• [Instructions for the task]: Retype all of the data. Every line must match exactly.

• [Material for this exercise]:
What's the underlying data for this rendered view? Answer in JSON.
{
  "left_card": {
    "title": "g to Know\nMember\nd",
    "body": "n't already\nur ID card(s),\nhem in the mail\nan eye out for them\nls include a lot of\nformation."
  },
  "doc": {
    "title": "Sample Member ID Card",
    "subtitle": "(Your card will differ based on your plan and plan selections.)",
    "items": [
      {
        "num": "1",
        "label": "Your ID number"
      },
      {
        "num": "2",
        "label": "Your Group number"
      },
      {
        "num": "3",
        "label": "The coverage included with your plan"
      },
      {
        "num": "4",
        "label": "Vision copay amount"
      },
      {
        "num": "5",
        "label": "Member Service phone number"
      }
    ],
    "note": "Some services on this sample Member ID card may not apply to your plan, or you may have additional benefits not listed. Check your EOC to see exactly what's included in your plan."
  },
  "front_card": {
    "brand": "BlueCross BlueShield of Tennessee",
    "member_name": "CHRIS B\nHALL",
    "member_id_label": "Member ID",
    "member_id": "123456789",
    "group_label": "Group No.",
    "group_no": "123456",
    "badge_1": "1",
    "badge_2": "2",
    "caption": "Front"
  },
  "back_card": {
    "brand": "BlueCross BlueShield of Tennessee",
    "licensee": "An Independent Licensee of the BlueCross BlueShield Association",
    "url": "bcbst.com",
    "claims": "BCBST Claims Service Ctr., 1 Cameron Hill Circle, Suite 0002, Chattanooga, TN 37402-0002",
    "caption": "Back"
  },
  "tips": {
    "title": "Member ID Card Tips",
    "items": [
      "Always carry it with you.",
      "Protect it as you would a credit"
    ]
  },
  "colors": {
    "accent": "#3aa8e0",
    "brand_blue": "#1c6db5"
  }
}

• [Task answer]:
What's the underlying data for this rendered view? Answer in JSON.
{
  "left_card": {
    "title": "g to Know\nMember\nd",
    "body": "n't already\nur ID card(s),\nhem in the mail\nan eye out for them\nls include a lot of\nformation."
  },
  "doc": {
    "title": "Sample Member ID Card",
    "subtitle": "(Your card will differ based on your plan and plan selections.)",
    "items": [
      {
        "num": "1",
        "label": "Your ID number"
      },
      {
        "num": "2",
        "label": "Your Group number"
      },
      {
        "num": "3",
        "label": "The coverage included with your plan"
      },
      {
        "num": "4",
        "label": "Vision copay amount"
      },
      {
        "num": "5",
        "label": "Member Service phone number"
      }
    ],
    "note": "Some services on this sample Member ID card may not apply to your plan, or you may have additional benefits not listed. Check your EOC to see exactly what's included in your plan."
  },
  "front_card": {
    "brand": "BlueCross BlueShield of Tennessee",
    "member_name": "CHRIS B\nHALL",
    "member_id_label": "Member ID",
    "member_id": "123456789",
    "group_label": "Group No.",
    "group_no": "123456",
    "badge_1": "1",
    "badge_2": "2",
    "caption": "Front"
  },
  "back_card": {
    "brand": "BlueCross BlueShield of Tennessee",
    "licensee": "An Independent Licensee of the BlueCross BlueShield Association",
    "url": "bcbst.com",
    "claims": "BCBST Claims Service Ctr., 1 Cameron Hill Circle, Suite 0002, Chattanooga, TN 37402-0002",
    "caption": "Back"
  },
  "tips": {
    "title": "Member ID Card Tips",
    "items": [
      "Always carry it with you.",
      "Protect it as you would a credit"
    ]
  },
  "colors": {
    "accent": "#3aa8e0",
    "brand_blue": "#1c6db5"
  }
}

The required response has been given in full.